━━━━━ Exercise passage

As I sat down on the couch tonight to do absolutely-fuck-all, I scrolled through Facebook and came across a post that flicked the “pissed-off” switch inside me. Just another one of the many posts that I come across that makes me think, “This looks fascinating, I am going to read the comments, surely I will find something that will annoy me”. I then thought to myself, “Man, I really have a lot to rant about, how about instead of chewing my boyfriends ear off, I write a blog instead?” But sorry Sam, you are still not off the hook. So here we are, a place I intend to share my opinions, talk and respond to posts, articles and videos I see that spark my interest.
I am Shannon Limmer, 20 years old and living in Hamilton, New Zealand. I am studying a Bachelor of Arts and Social Science in Psychology at the University of Waikato. This year I decided to take papers in Psychology, Anthropology, Sociology and Biology. These topics have always interested me, and I wanted to keep my options open when choosing subjects. Prior to attending university, I had my heart set on taking a English or Creative Writing paper as I have always had a thing for writing, and I was never one to write about real-life problems, I was more interested in creating a perfect world to escape to. In fact, in primary school I wrote plays and productions, two that we actually ended up learning and performing. If you went through my old PC documents, you’d discover love songs and poems written by 10 year old me, I guess I’ve always been a bit of a romantic.

━━━━━━━━━━
━━━━━ Records supplied

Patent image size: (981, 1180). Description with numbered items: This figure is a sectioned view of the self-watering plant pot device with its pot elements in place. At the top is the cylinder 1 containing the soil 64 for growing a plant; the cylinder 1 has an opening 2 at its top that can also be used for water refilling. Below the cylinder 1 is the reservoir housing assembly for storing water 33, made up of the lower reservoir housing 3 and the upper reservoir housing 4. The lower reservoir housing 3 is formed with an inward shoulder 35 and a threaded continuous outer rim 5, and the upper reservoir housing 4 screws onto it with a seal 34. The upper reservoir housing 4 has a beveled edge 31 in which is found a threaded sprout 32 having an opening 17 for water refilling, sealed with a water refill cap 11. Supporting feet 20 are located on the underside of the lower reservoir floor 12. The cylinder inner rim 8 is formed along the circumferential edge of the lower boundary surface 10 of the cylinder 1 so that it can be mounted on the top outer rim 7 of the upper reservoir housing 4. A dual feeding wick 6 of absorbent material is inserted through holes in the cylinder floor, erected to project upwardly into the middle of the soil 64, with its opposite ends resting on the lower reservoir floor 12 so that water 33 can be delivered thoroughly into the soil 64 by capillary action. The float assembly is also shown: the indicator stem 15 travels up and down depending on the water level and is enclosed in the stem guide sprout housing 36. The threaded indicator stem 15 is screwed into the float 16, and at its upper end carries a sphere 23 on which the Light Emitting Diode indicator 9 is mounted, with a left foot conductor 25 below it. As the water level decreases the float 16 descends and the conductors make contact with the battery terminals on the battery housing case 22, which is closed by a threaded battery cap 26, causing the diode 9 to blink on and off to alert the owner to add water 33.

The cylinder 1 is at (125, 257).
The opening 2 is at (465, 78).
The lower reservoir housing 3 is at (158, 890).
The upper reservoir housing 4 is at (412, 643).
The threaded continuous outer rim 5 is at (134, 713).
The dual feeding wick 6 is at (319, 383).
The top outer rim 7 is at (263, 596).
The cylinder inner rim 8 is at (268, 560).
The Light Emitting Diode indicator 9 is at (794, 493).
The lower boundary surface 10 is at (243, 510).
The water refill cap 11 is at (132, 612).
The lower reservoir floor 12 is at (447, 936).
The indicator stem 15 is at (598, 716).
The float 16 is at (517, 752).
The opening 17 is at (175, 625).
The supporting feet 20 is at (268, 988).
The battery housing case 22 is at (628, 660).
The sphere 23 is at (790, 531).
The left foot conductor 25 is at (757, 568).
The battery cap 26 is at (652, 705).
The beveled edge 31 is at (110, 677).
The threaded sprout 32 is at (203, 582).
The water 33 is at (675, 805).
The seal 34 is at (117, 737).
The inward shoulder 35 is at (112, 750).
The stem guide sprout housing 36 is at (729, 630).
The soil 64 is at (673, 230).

━━━━━━━━━━

» **Action item**: Continue the introductory blog post from Shannon Limmer, starting right after its last sentence about the love songs and poems written at age 10.

» **Response box**:
If I was to describe myself to someone who did not know me, I would say that I am an open-mined, honest (to the extent I feel highly uncomfortable lying), positive (yet realistic), confident and friendly. I have changed quite a lot over the years, I realise this now as I describe myself, thinking about what I would have said differently 4 years ago. I am very talkative, that has not changed, but I don’t think I am the same bubbly, social butterfly that I once was, and that is 100% okay with me. I strongly believe that only some people are worth really making an effort for, but that does not mean I am unkind or shut people out. I have learnt that being by yourself sometimes can be much better, and it’s easier to know yourself when you’re not constantly being influenced by the people around you. You know, taking time to step back and think, what do I truly believe, what do I really like, who and what do I want to be?
I’ve always prided myself on the idea that I am not a follower, of course, there are times when I’d consider myself to be one, like following a fashion trend or something like that. But I’m not very consistent. I like to be different, I like to be a little bit more mysterious without drawing attention to myself. I dye my hair bright colours, sometimes I wear black and sometimes I wear my colourful hippie pants, sometimes I want to dress classy and feel elegant, but most of the time I was to be comfy-casual. I have never looked at others in a way that made me negatively compare myself to them, I don’t look at a beautiful girl wearing clothes I like and think, “Wow, I wish I looked like her”, I’m more of an admirer, and I take on board the things I like and I guess I get ideas from that. But I never have the urge to be something that I know I’m not, I so badly want to be myself and people to see me for myself.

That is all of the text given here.